TASK REQUIREMENTS
1) Please summarize the court opinion in two sentences.
2) In the court opinion, what was the plaintiff charged with after the search of his vehicle?

EXTRACT PROVIDED

United States District Court, D. New Jersey

May 15, 2019

STATE OF NEW JERSEY, et al., Defendants.


          Hon. John Michael Vazquez, United States District Judge.

         Currently before the Court is the complaint (ECF No. 1) of Plaintiff Matthew D. Perkins. Because Plaintiff has previously been granted in forma pauperis status in this matter, this Court is required to screen his complaint pursuant to 28 U.S.C. § 1915(e)(2)(B). Pursuant to the statute, this Court must dismiss Plaintiff's claims if they are frivolous, malicious, fail to state a claim for relief, or seek damages from a defendant who is immune. For the reasons set forth below, this Court will dismiss the State of New Jersey from this matter with prejudice; will dismiss without prejudice Plaintiff's official capacity claims and claims against the Borough of South Hackensack, Captain Kaiser, and the Bergen County Prosecutor Office; and will permit Plaintiff's illegal search and excessive force claims to proceed against Defendants McAllister and the John Doe Defendants in their individual capacities only.

         I. BACKGROUND

         In his complaint, Plaintiff alleges that he was stopped on April 26, 2017, while driving along Route 46 West in New Jersey by Defendant McAllister, a South Hackensack police officer. (ECF No. 1 at 3-4). At some point during this stop, three other officers, identified as John Doe Defendants arrived. (Id.). Plaintiff was arrested and placed in handcuffs. (Id.). While handcuffed, Plaintiff alleges these four officers assaulted him by pulling and pushing on Plaintiff's arms and shoving him into a vehicle, which Plaintiff alleges caused Plaintiff to break his right hip. (Id.). Plaintiff further alleges that these four officers “illegally searched” his vehicle, including the glove box, without a warrant or Plaintiff's consent. (Id. at 3). The officers apparently recovered a weapon from the glove box. (Id. at 3-4). Plaintiff was thereafter charged by a police captain and the Bergen County Prosecutor's Office by way of a criminal complaint with possession of an unlawful weapon. (Id. at 3). Plaintiff does not explain to the Court what became of those charges after they were filed.

AVAILABLE DATA
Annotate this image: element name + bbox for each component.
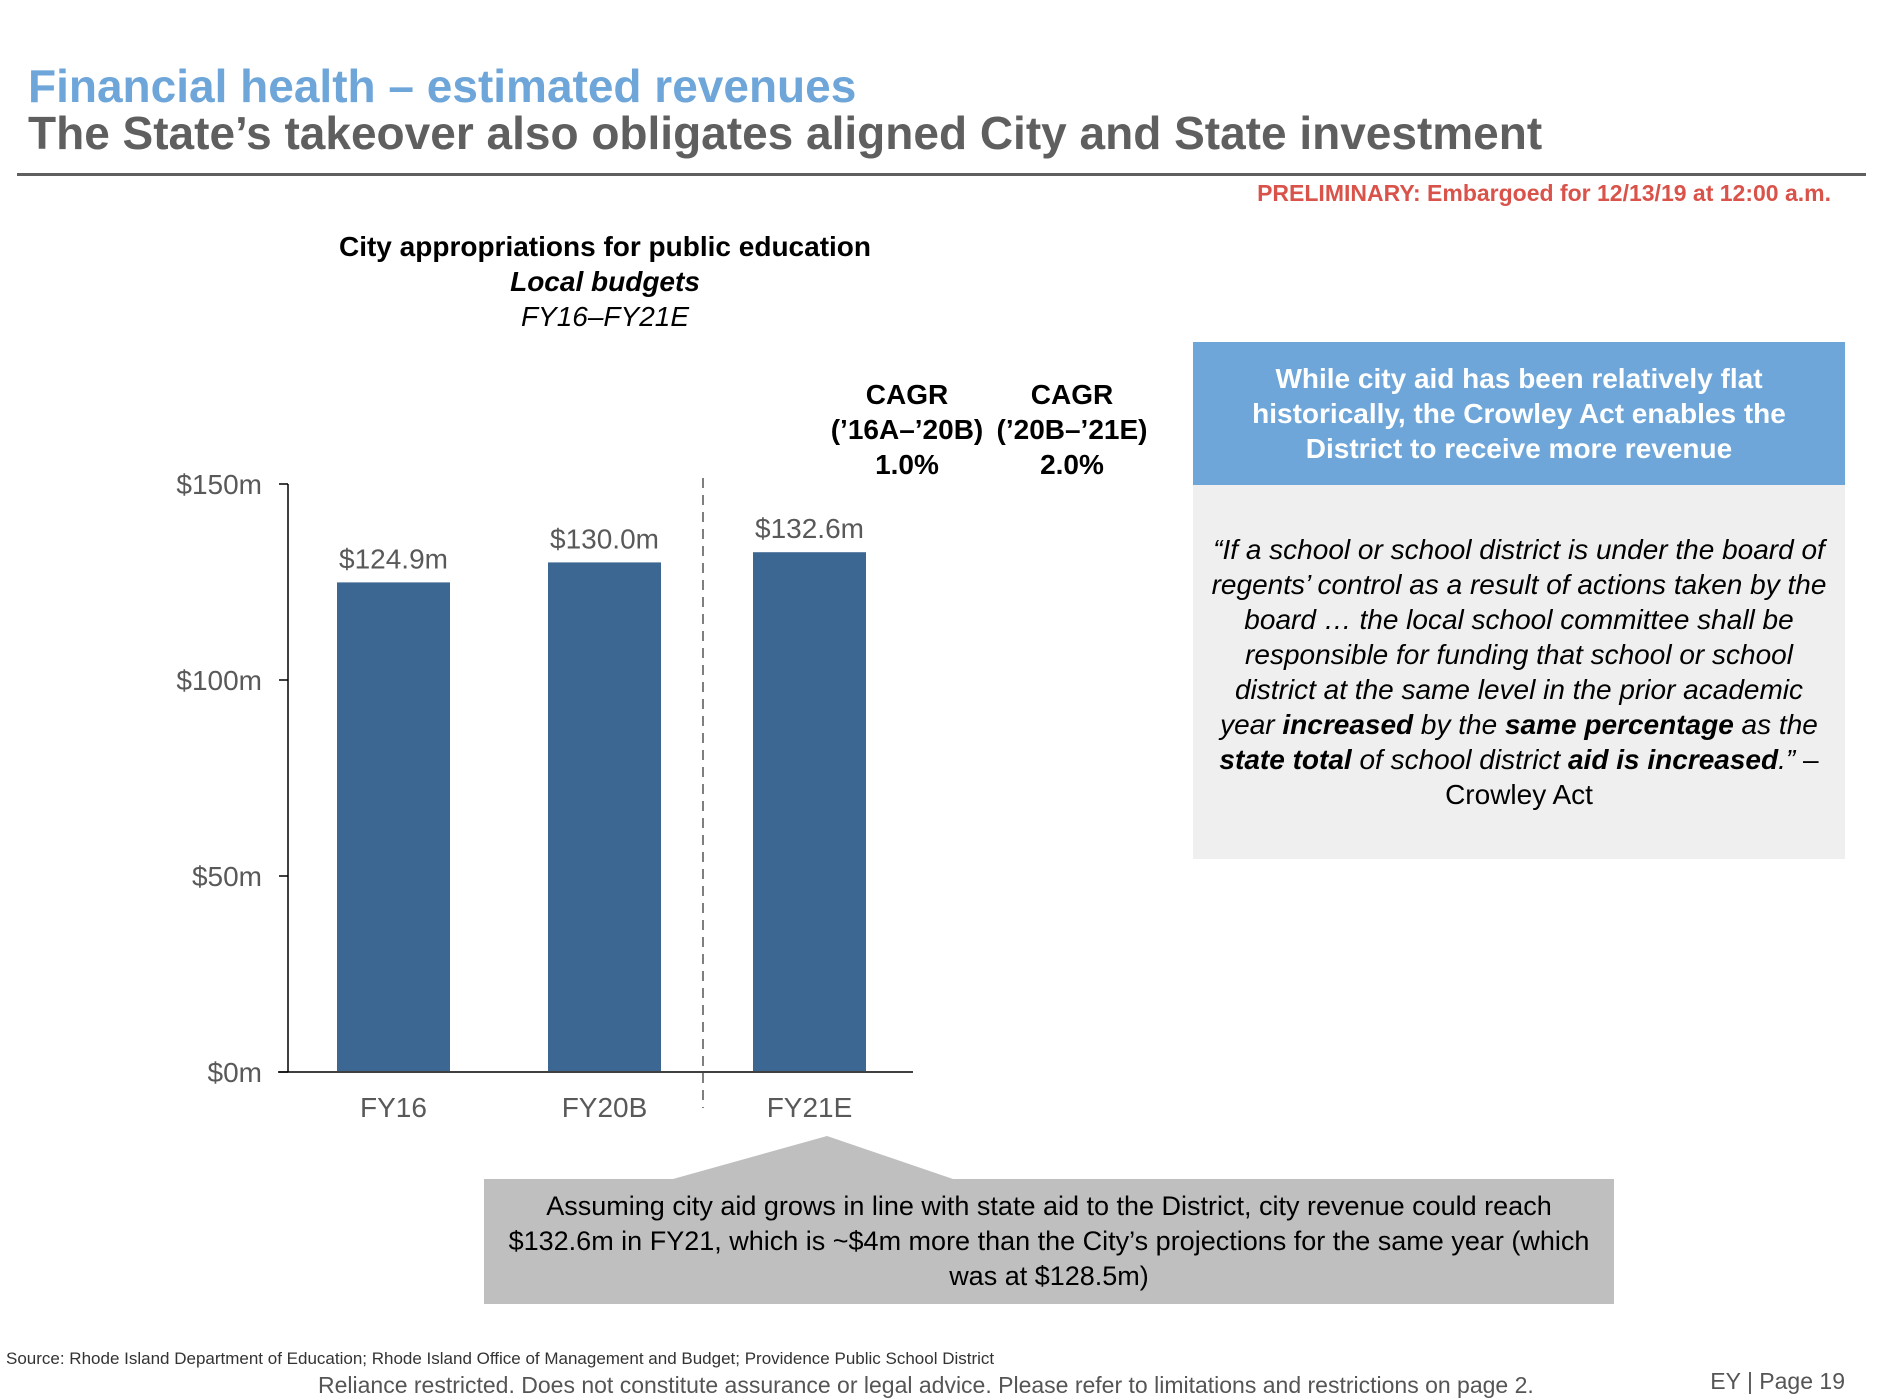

COMPLETED EXERCISE
1) Because Matthew D. Perkins has in forma pauperis status, the court must screen his complaint. It dismisses the State of New Jersey with prejudice, dismisses several other claims and defendants without prejudice, and lets his illegal search and excessive force claims proceed against McAllister and the John Doe Defendants in their individual capacities only, claims that rest on his allegations that officers broke his hip while he was handcuffed during an April 26, 2017 stop and searched his vehicle without a warrant or his consent.

2) Possession of an unlawful weapon.